▶ [EXTRACTED MATERIAL]:
++++++++++

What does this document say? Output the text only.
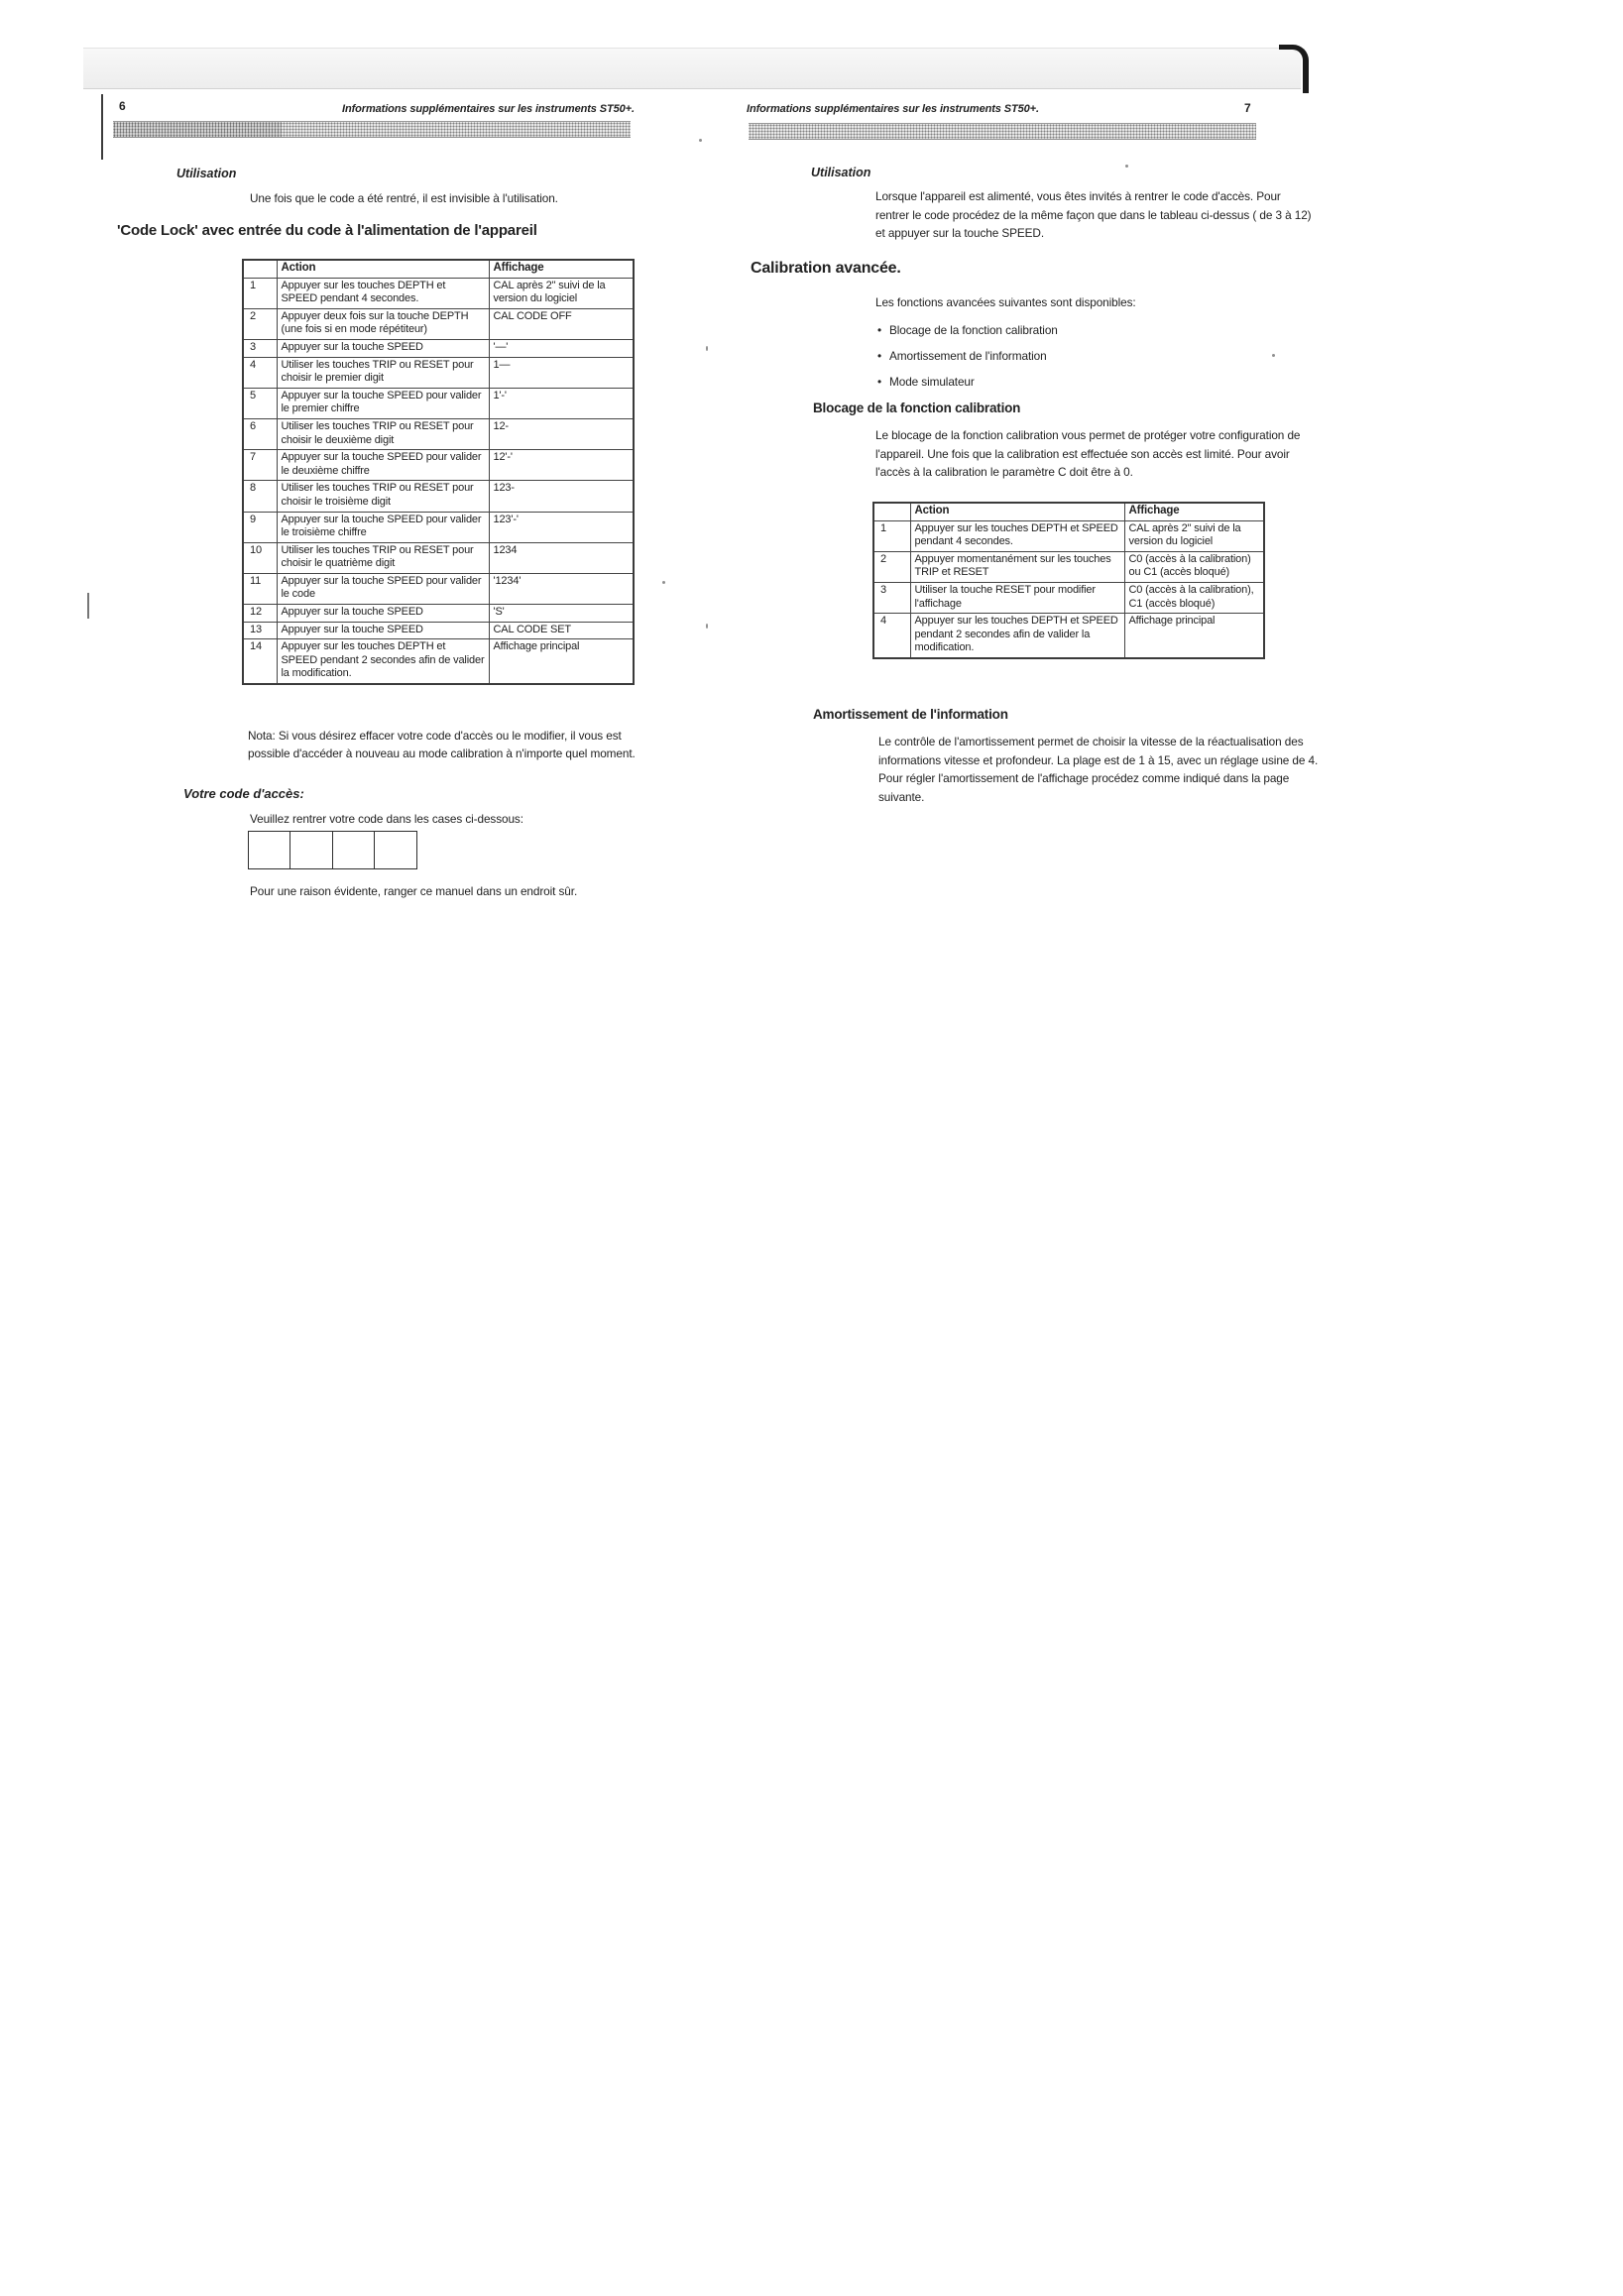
6	Informations supplémentaires sur les instruments ST50+.
Utilisation
Une fois que le code a été rentré, il est invisible à l'utilisation.
'Code Lock' avec entrée du code à l'alimentation de l'appareil
	Action	Affichage
1	Appuyer sur les touches DEPTH et SPEED pendant 4 secondes.	CAL après 2" suivi de la version du logiciel
2	Appuyer deux fois sur la touche DEPTH (une fois si en mode répétiteur)	CAL CODE OFF
3	Appuyer sur la touche SPEED	'—'
4	Utiliser les touches TRIP ou RESET pour choisir le premier digit	1—
5	Appuyer sur la touche SPEED pour valider le premier chiffre	1'-'
6	Utiliser les touches TRIP ou RESET pour choisir le deuxième digit	12-
7	Appuyer sur la touche SPEED pour valider le deuxième chiffre	12'-'
8	Utiliser les touches TRIP ou RESET pour choisir le troisième digit	123-
9	Appuyer sur la touche SPEED pour valider le troisième chiffre	123'-'
10	Utiliser les touches TRIP ou RESET pour choisir le quatrième digit	1234
11	Appuyer sur la touche SPEED pour valider le code	'1234'
12	Appuyer sur la touche SPEED	'S'
13	Appuyer sur la touche SPEED	CAL CODE SET
14	Appuyer sur les touches DEPTH et SPEED pendant 2 secondes afin de valider la modification.	Affichage principal
Nota: Si vous désirez effacer votre code d'accès ou le modifier, il vous est possible d'accéder à nouveau au mode calibration à n'importe quel moment.
Votre code d'accès:
Veuillez rentrer votre code dans les cases ci-dessous:
Pour une raison évidente, ranger ce manuel dans un endroit sûr.
Informations supplémentaires sur les instruments ST50+.	7
Utilisation
Lorsque l'appareil est alimenté, vous êtes invités à rentrer le code d'accès. Pour rentrer le code procédez de la même façon que dans le tableau ci-dessus ( de 3 à 12) et appuyer sur la touche SPEED.
Calibration avancée.
Les fonctions avancées suivantes sont disponibles:
• Blocage de la fonction calibration
• Amortissement de l'information
• Mode simulateur
Blocage de la fonction calibration
Le blocage de la fonction calibration vous permet de protéger votre configuration de l'appareil. Une fois que la calibration est effectuée son accès est limité. Pour avoir l'accès à la calibration le paramètre C doit être à 0.
	Action	Affichage
1	Appuyer sur les touches DEPTH et SPEED pendant 4 secondes.	CAL après 2" suivi de la version du logiciel
2	Appuyer momentanément sur les touches TRIP et RESET	C0 (accès à la calibration) ou C1 (accès bloqué)
3	Utiliser la touche RESET pour modifier l'affichage	C0 (accès à la calibration), C1 (accès bloqué)
4	Appuyer sur les touches DEPTH et SPEED pendant 2 secondes afin de valider la modification.	Affichage principal
Amortissement de l'information
Le contrôle de l'amortissement permet de choisir la vitesse de la réactualisation des informations vitesse et profondeur. La plage est de 1 à 15, avec un réglage usine de 4. Pour régler l'amortissement de l'affichage procédez comme indiqué dans la page suivante.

++++++++++

▶ [GOAL OF THE EXERCISE]: From the data above, gather every line that includes the word "vous".

▶ [EXERCISE RESULT]:
Nota: Si vous désirez effacer votre code d'accès ou le modifier, il vous est possible d'accéder à nouveau au mode calibration à n'importe quel moment.
Lorsque l'appareil est alimenté, vous êtes invités à rentrer le code d'accès. Pour rentrer le code procédez de la même façon que dans le tableau ci-dessus ( de 3 à 12) et appuyer sur la touche SPEED.
Le blocage de la fonction calibration vous permet de protéger votre configuration de l'appareil. Une fois que la calibration est effectuée son accès est limité. Pour avoir l'accès à la calibration le paramètre C doit être à 0.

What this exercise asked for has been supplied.